**OBJECTIVE:** Write out the material exactly, with the pictures left out.

(Figure contents as structured data)
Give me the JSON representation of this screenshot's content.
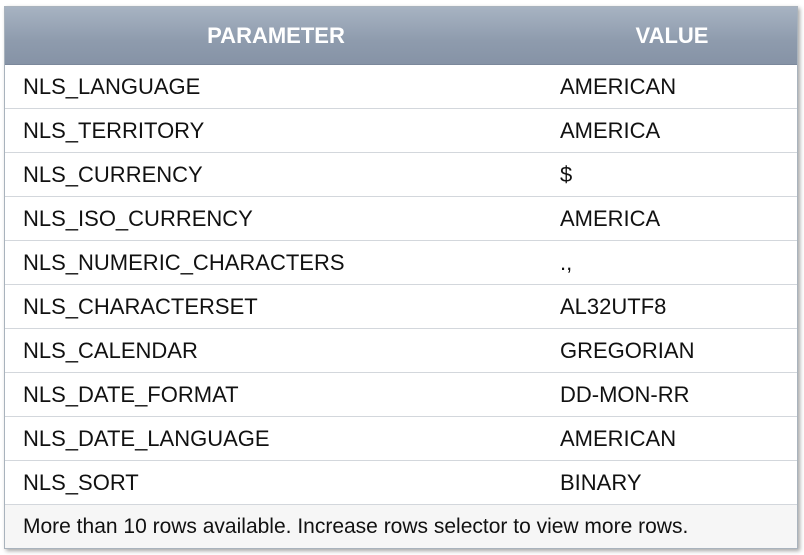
{
  "table": {
    "headers": {
      "parameter": "PARAMETER",
      "value": "VALUE"
    },
    "rows": [
      {
        "parameter": "NLS_LANGUAGE",
        "value": "AMERICAN"
      },
      {
        "parameter": "NLS_TERRITORY",
        "value": "AMERICA"
      },
      {
        "parameter": "NLS_CURRENCY",
        "value": "$"
      },
      {
        "parameter": "NLS_ISO_CURRENCY",
        "value": "AMERICA"
      },
      {
        "parameter": "NLS_NUMERIC_CHARACTERS",
        "value": ".,"
      },
      {
        "parameter": "NLS_CHARACTERSET",
        "value": "AL32UTF8"
      },
      {
        "parameter": "NLS_CALENDAR",
        "value": "GREGORIAN"
      },
      {
        "parameter": "NLS_DATE_FORMAT",
        "value": "DD-MON-RR"
      },
      {
        "parameter": "NLS_DATE_LANGUAGE",
        "value": "AMERICAN"
      },
      {
        "parameter": "NLS_SORT",
        "value": "BINARY"
      }
    ],
    "footer": "More than 10 rows available. Increase rows selector to view more rows."
  },
  "colors": {
    "header_bg": "#8e9bad",
    "header_text": "#ffffff",
    "row_border": "#d3d7dc"
  }
}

**ANSWER FOR THIS EXERCISE:**
Give me the JSON representation of this screenshot's content.
{
  "table": {
    "headers": {
      "parameter": "PARAMETER",
      "value": "VALUE"
    },
    "rows": [
      {
        "parameter": "NLS_LANGUAGE",
        "value": "AMERICAN"
      },
      {
        "parameter": "NLS_TERRITORY",
        "value": "AMERICA"
      },
      {
        "parameter": "NLS_CURRENCY",
        "value": "$"
      },
      {
        "parameter": "NLS_ISO_CURRENCY",
        "value": "AMERICA"
      },
      {
        "parameter": "NLS_NUMERIC_CHARACTERS",
        "value": ".,"
      },
      {
        "parameter": "NLS_CHARACTERSET",
        "value": "AL32UTF8"
      },
      {
        "parameter": "NLS_CALENDAR",
        "value": "GREGORIAN"
      },
      {
        "parameter": "NLS_DATE_FORMAT",
        "value": "DD-MON-RR"
      },
      {
        "parameter": "NLS_DATE_LANGUAGE",
        "value": "AMERICAN"
      },
      {
        "parameter": "NLS_SORT",
        "value": "BINARY"
      }
    ],
    "footer": "More than 10 rows available. Increase rows selector to view more rows."
  },
  "colors": {
    "header_bg": "#8e9bad",
    "header_text": "#ffffff",
    "row_border": "#d3d7dc"
  }
}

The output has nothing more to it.